* YOUR GOAL *
Images do not belong in the copy. Retype all the entries below exactly.
..........
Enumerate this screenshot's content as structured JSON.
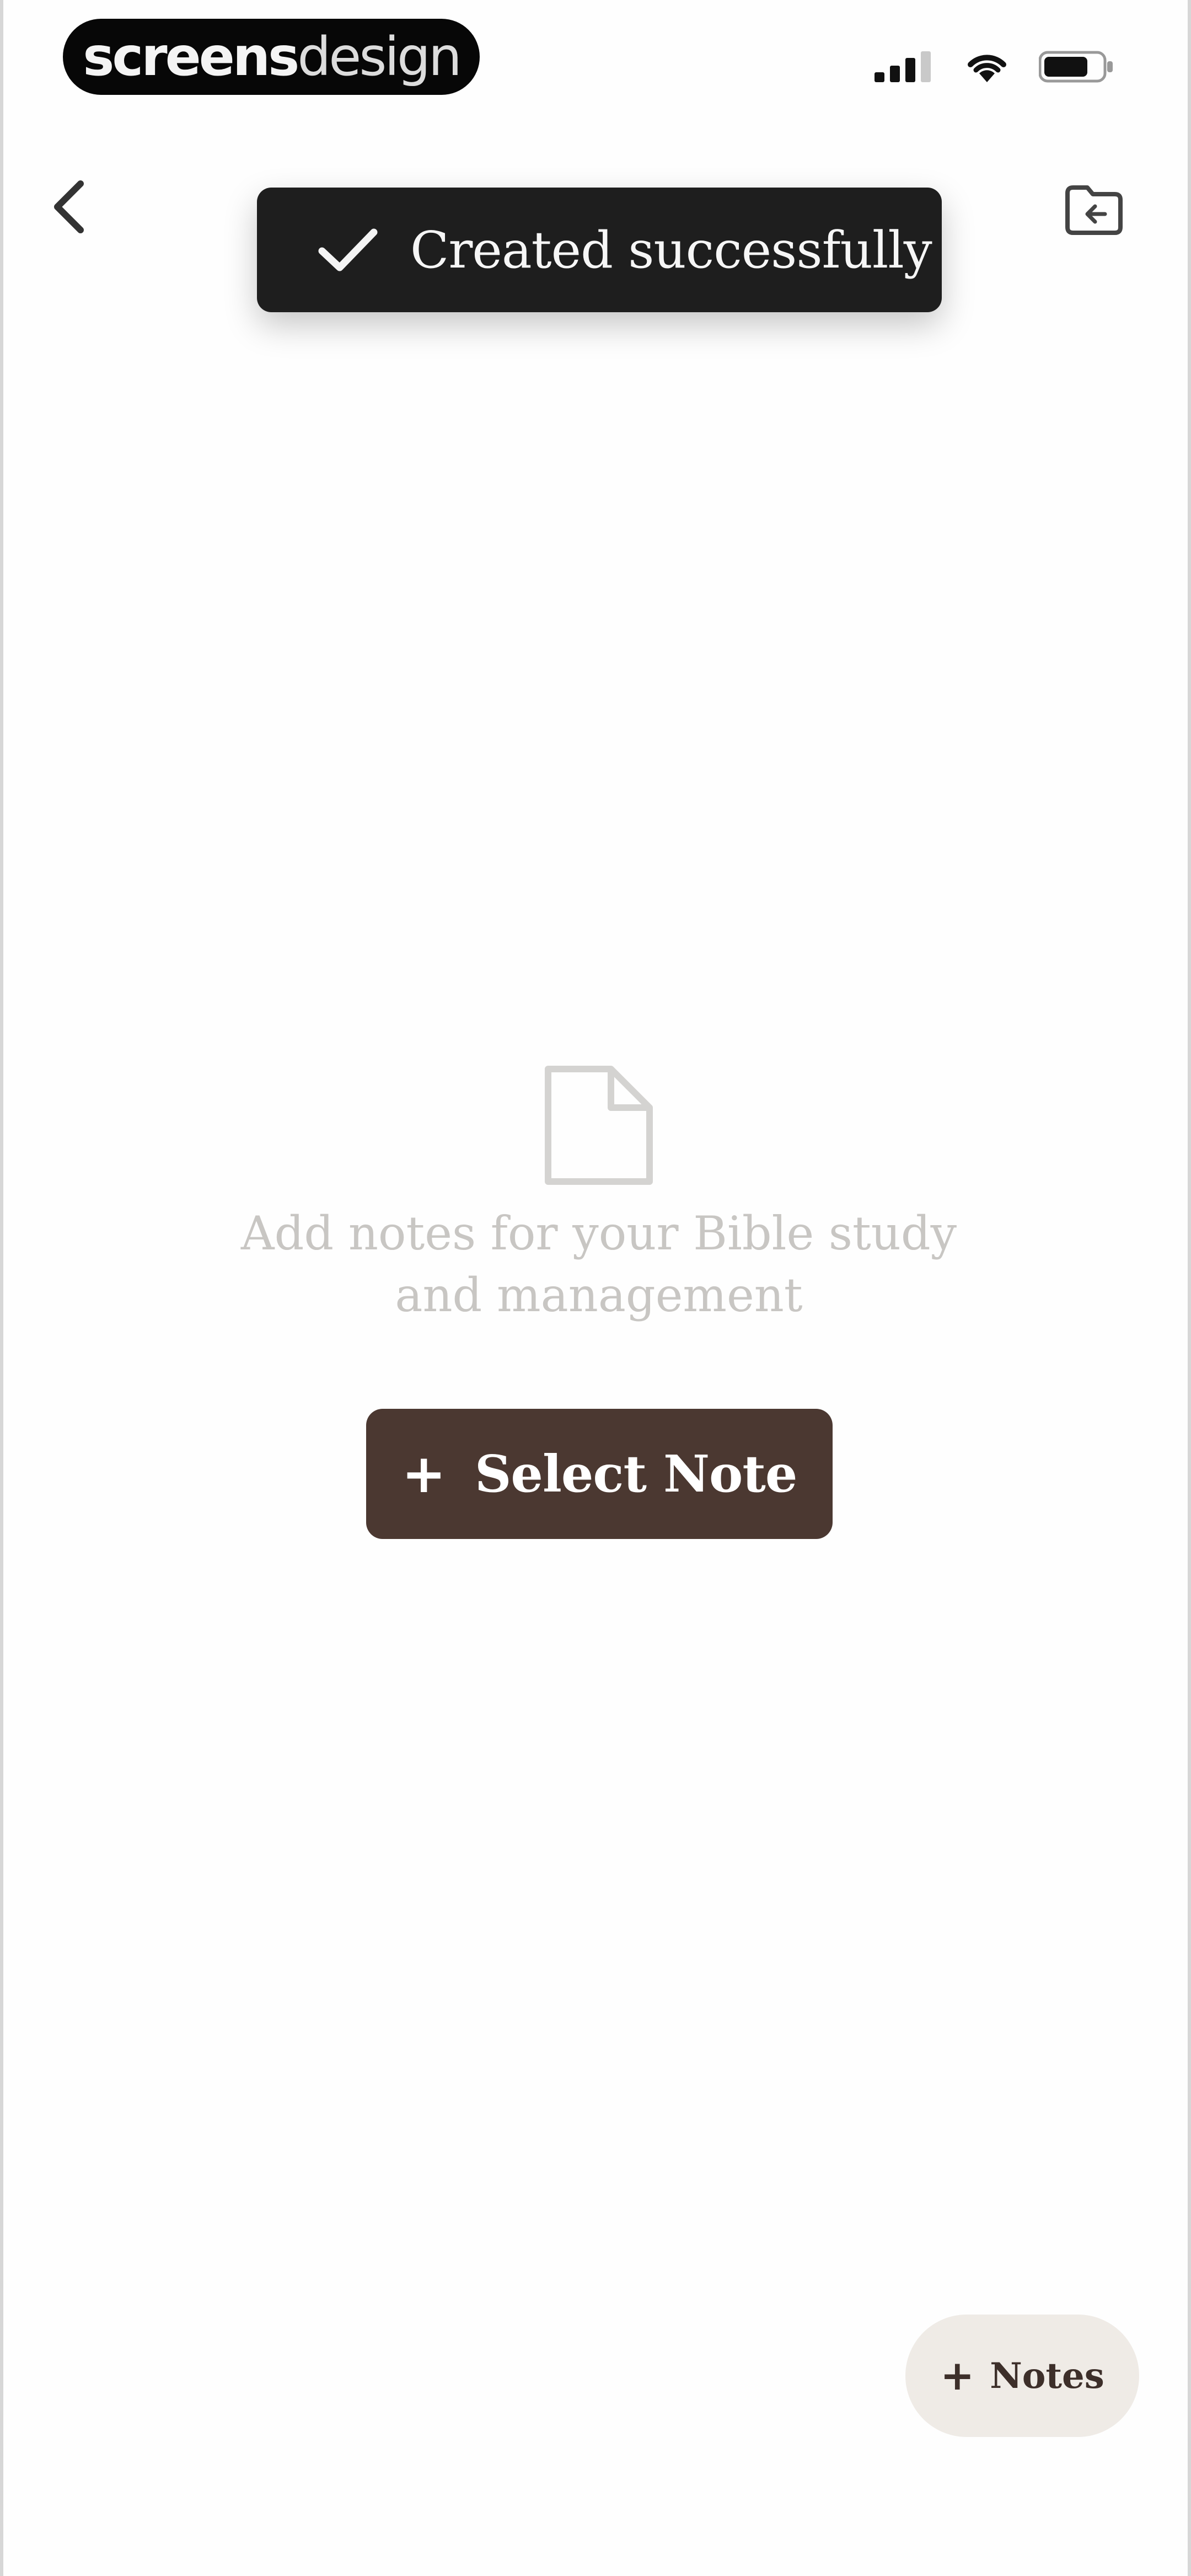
{
  "status_bar": {
    "brand_bold": "screens",
    "brand_light": "design",
    "icons": [
      "signal-icon",
      "wifi-icon",
      "battery-icon"
    ]
  },
  "nav": {
    "back_icon": "chevron-left-icon",
    "folder_icon": "folder-icon"
  },
  "toast": {
    "message": "Created successfully",
    "icon": "check-icon"
  },
  "empty_state": {
    "icon": "document-icon",
    "line1": "Add notes for your Bible study",
    "line2": "and management"
  },
  "select_button": {
    "plus": "+",
    "label": "Select Note"
  },
  "notes_fab": {
    "plus": "+",
    "label": "Notes"
  },
  "colors": {
    "toast_bg": "#1e1e1e",
    "primary_brown": "#4b3831",
    "fab_bg": "#efebe6",
    "muted_text": "#c8c6c3"
  }
}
..........
* RESULT OF THE TASK *
Enumerate this screenshot's content as structured JSON.
{
  "status_bar": {
    "brand_bold": "screens",
    "brand_light": "design",
    "icons": [
      "signal-icon",
      "wifi-icon",
      "battery-icon"
    ]
  },
  "nav": {
    "back_icon": "chevron-left-icon",
    "folder_icon": "folder-icon"
  },
  "toast": {
    "message": "Created successfully",
    "icon": "check-icon"
  },
  "empty_state": {
    "icon": "document-icon",
    "line1": "Add notes for your Bible study",
    "line2": "and management"
  },
  "select_button": {
    "plus": "+",
    "label": "Select Note"
  },
  "notes_fab": {
    "plus": "+",
    "label": "Notes"
  },
  "colors": {
    "toast_bg": "#1e1e1e",
    "primary_brown": "#4b3831",
    "fab_bg": "#efebe6",
    "muted_text": "#c8c6c3"
  }
}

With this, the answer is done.